What the exercise asks: Please repeat the listing below word for word, from its first line down to the line containing "mode-auto-button[interactable]: A Auto", both ends included.

Supplied records:
__________
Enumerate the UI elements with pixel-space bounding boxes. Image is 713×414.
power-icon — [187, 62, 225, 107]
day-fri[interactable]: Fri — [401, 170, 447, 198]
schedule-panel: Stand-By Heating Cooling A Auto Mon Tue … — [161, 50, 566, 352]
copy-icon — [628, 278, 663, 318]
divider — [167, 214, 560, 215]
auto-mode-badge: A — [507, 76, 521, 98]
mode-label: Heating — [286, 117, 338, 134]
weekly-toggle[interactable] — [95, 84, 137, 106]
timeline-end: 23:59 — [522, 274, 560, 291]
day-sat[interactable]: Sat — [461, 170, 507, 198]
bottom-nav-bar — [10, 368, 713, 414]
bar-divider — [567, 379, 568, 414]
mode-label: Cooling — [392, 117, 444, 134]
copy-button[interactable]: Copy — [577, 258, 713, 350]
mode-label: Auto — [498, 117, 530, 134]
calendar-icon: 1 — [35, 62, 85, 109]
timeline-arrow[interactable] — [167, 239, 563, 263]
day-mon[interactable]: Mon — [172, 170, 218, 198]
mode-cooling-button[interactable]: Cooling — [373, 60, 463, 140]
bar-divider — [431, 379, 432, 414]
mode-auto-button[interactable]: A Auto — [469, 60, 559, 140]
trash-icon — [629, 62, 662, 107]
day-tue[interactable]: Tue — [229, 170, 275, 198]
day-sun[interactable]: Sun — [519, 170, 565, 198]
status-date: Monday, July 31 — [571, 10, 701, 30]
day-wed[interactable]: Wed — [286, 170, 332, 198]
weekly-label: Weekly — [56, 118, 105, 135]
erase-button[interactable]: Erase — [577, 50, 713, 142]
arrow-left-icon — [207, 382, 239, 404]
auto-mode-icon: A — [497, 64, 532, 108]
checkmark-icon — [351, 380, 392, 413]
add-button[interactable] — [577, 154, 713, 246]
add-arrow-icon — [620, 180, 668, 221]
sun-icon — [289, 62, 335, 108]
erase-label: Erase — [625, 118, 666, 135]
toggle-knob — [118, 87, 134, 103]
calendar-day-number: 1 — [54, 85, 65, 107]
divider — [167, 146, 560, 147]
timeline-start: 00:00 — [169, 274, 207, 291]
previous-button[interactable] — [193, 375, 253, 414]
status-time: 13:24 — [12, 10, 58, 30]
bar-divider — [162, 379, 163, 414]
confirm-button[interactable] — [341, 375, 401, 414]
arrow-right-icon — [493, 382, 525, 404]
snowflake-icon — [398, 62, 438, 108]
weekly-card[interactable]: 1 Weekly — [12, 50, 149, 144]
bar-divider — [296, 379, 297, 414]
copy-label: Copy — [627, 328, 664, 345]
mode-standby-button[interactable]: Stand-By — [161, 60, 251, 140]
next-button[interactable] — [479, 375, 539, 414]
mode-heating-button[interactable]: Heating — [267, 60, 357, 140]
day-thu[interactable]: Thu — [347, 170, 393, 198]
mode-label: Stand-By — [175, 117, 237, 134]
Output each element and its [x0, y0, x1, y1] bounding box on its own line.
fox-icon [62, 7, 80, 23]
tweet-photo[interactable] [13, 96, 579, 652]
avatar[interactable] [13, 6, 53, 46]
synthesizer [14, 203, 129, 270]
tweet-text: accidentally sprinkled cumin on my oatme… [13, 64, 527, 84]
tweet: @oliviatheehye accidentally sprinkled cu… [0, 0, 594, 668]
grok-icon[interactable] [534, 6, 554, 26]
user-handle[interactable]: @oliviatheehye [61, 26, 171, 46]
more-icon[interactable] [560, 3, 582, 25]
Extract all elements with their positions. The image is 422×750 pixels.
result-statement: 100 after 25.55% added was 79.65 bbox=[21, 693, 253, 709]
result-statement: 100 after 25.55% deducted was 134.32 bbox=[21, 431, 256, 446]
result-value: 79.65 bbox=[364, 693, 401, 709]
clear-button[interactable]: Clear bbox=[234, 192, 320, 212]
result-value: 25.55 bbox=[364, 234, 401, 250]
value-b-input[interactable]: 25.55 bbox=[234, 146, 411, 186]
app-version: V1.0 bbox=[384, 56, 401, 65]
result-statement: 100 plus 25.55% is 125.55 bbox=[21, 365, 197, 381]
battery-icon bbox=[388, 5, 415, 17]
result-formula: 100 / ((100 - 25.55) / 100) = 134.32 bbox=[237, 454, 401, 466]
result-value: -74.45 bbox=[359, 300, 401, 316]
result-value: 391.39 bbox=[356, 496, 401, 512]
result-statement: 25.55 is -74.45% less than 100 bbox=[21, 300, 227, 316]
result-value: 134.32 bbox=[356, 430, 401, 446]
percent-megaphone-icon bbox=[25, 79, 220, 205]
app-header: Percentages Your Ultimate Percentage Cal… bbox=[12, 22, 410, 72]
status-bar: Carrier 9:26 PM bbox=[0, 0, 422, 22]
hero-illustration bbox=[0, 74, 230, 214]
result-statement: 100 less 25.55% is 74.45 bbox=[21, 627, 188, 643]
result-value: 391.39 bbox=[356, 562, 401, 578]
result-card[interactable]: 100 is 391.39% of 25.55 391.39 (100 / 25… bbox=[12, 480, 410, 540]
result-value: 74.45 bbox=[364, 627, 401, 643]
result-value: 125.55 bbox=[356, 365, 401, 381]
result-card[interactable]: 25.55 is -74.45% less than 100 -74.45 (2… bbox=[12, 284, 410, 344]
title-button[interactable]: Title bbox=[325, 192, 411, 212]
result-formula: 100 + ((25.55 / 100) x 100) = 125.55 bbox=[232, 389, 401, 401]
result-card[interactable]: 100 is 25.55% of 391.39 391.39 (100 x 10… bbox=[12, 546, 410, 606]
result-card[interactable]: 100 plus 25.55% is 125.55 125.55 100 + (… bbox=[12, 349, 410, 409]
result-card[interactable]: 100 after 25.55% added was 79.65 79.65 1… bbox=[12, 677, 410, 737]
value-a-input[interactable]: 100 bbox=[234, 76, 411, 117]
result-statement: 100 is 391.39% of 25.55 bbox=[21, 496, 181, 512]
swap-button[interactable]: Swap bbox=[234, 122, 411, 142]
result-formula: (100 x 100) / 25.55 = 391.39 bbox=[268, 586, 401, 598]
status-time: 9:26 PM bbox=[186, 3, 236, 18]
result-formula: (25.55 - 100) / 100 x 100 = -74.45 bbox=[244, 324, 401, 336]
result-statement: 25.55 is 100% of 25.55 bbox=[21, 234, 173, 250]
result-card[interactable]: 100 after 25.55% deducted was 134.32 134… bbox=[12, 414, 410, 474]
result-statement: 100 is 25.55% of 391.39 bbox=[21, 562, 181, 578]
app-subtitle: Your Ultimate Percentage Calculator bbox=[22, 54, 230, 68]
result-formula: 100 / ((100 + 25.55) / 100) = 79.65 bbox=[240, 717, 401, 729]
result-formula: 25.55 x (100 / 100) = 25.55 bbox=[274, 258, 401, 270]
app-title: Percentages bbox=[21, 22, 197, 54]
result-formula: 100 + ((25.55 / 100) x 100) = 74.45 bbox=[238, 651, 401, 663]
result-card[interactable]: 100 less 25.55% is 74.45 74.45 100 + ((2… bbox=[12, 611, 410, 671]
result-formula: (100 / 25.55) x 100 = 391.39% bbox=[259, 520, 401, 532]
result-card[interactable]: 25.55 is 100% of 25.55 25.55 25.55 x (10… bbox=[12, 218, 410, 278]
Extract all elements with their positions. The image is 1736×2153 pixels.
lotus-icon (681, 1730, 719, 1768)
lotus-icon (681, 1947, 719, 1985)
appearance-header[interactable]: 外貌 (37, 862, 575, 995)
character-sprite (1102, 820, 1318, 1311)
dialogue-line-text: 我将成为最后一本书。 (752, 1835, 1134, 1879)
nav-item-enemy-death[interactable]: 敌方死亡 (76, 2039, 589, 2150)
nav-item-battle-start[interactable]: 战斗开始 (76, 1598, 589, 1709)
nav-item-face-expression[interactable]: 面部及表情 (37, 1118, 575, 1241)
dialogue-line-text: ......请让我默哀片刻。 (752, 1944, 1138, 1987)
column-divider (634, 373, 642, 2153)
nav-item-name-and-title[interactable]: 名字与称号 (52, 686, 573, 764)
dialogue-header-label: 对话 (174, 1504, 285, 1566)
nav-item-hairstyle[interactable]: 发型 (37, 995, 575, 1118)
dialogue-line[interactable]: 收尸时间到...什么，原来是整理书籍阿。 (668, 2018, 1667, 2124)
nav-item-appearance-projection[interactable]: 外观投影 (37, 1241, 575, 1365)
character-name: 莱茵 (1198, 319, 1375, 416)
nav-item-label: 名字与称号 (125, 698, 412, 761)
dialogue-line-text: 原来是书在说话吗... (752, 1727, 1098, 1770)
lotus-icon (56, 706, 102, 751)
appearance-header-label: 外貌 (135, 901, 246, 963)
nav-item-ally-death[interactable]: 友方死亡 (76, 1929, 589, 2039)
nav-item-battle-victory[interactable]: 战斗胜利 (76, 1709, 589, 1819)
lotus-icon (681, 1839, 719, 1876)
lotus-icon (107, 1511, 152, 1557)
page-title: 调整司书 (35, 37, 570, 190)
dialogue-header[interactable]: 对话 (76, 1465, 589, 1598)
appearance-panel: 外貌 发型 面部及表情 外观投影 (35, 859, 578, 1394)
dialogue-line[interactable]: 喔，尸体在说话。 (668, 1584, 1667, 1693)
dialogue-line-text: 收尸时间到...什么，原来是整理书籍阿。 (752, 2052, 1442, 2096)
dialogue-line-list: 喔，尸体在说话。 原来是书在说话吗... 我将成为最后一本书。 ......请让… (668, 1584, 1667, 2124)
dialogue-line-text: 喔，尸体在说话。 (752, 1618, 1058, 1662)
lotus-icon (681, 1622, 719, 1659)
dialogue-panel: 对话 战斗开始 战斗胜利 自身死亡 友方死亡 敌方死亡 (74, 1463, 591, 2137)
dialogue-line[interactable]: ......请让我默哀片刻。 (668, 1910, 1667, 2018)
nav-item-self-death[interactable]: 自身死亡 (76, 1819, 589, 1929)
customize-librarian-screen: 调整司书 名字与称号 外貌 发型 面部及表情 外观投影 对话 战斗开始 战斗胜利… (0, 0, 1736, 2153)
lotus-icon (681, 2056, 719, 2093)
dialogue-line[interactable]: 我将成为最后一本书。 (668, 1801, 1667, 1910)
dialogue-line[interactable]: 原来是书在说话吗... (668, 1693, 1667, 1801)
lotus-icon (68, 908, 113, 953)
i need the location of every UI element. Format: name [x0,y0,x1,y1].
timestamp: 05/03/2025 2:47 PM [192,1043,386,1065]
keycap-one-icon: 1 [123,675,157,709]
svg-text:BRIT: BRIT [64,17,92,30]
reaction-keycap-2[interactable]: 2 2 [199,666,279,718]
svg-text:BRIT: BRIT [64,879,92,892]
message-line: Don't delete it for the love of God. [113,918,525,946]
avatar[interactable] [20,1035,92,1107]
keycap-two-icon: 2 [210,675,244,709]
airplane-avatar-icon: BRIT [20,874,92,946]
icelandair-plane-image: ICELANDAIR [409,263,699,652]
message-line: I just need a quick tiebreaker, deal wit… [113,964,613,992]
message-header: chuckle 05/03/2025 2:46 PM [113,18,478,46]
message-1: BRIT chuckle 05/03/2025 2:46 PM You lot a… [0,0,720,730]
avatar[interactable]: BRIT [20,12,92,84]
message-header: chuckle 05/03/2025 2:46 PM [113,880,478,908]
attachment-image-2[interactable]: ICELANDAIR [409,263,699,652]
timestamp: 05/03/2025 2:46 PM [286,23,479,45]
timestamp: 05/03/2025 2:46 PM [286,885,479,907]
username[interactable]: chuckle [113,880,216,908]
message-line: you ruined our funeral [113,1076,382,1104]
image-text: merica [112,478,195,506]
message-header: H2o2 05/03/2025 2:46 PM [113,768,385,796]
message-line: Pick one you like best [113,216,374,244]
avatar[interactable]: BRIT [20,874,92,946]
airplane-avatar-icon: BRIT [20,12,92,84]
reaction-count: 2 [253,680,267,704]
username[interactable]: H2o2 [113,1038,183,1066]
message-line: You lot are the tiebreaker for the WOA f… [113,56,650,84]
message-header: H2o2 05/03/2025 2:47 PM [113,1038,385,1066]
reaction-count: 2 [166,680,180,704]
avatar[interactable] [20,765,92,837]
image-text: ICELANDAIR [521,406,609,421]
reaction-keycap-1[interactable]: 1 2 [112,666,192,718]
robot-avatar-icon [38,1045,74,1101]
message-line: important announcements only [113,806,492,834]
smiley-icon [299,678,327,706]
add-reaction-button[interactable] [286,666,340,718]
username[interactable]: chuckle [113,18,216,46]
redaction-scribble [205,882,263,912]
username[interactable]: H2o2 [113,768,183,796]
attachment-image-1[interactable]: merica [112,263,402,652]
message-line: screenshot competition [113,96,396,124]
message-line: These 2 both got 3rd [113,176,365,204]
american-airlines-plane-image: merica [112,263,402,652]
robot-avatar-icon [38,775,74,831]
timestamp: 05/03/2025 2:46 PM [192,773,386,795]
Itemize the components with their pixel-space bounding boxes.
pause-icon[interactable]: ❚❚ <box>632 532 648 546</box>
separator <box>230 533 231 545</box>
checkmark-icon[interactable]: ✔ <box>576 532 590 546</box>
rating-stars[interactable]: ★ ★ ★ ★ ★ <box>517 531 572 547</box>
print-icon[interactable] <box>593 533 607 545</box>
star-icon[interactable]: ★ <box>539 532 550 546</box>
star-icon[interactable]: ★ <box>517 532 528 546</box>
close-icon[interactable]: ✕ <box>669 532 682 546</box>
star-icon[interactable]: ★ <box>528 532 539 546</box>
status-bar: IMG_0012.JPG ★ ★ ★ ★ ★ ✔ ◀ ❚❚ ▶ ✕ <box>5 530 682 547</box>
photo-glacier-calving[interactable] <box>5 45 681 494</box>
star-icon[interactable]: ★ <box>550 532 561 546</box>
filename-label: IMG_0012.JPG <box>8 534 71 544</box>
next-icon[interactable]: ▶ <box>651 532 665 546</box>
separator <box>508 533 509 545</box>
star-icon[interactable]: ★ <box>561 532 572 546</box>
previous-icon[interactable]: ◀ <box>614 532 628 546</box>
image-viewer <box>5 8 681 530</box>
__________
The result:
Enumerate the UI elements with pixel-space bounding boxes. Image is 713×414.
power-icon — [187, 62, 225, 107]
day-fri[interactable]: Fri — [401, 170, 447, 198]
schedule-panel: Stand-By Heating Cooling A Auto Mon Tue … — [161, 50, 566, 352]
copy-icon — [628, 278, 663, 318]
divider — [167, 214, 560, 215]
auto-mode-badge: A — [507, 76, 521, 98]
mode-label: Heating — [286, 117, 338, 134]
weekly-toggle[interactable] — [95, 84, 137, 106]
timeline-end: 23:59 — [522, 274, 560, 291]
day-sat[interactable]: Sat — [461, 170, 507, 198]
bottom-nav-bar — [10, 368, 713, 414]
bar-divider — [567, 379, 568, 414]
mode-label: Cooling — [392, 117, 444, 134]
copy-button[interactable]: Copy — [577, 258, 713, 350]
mode-label: Auto — [498, 117, 530, 134]
calendar-icon: 1 — [35, 62, 85, 109]
timeline-arrow[interactable] — [167, 239, 563, 263]
day-mon[interactable]: Mon — [172, 170, 218, 198]
mode-cooling-button[interactable]: Cooling — [373, 60, 463, 140]
bar-divider — [431, 379, 432, 414]
mode-auto-button[interactable]: A Auto — [469, 60, 559, 140]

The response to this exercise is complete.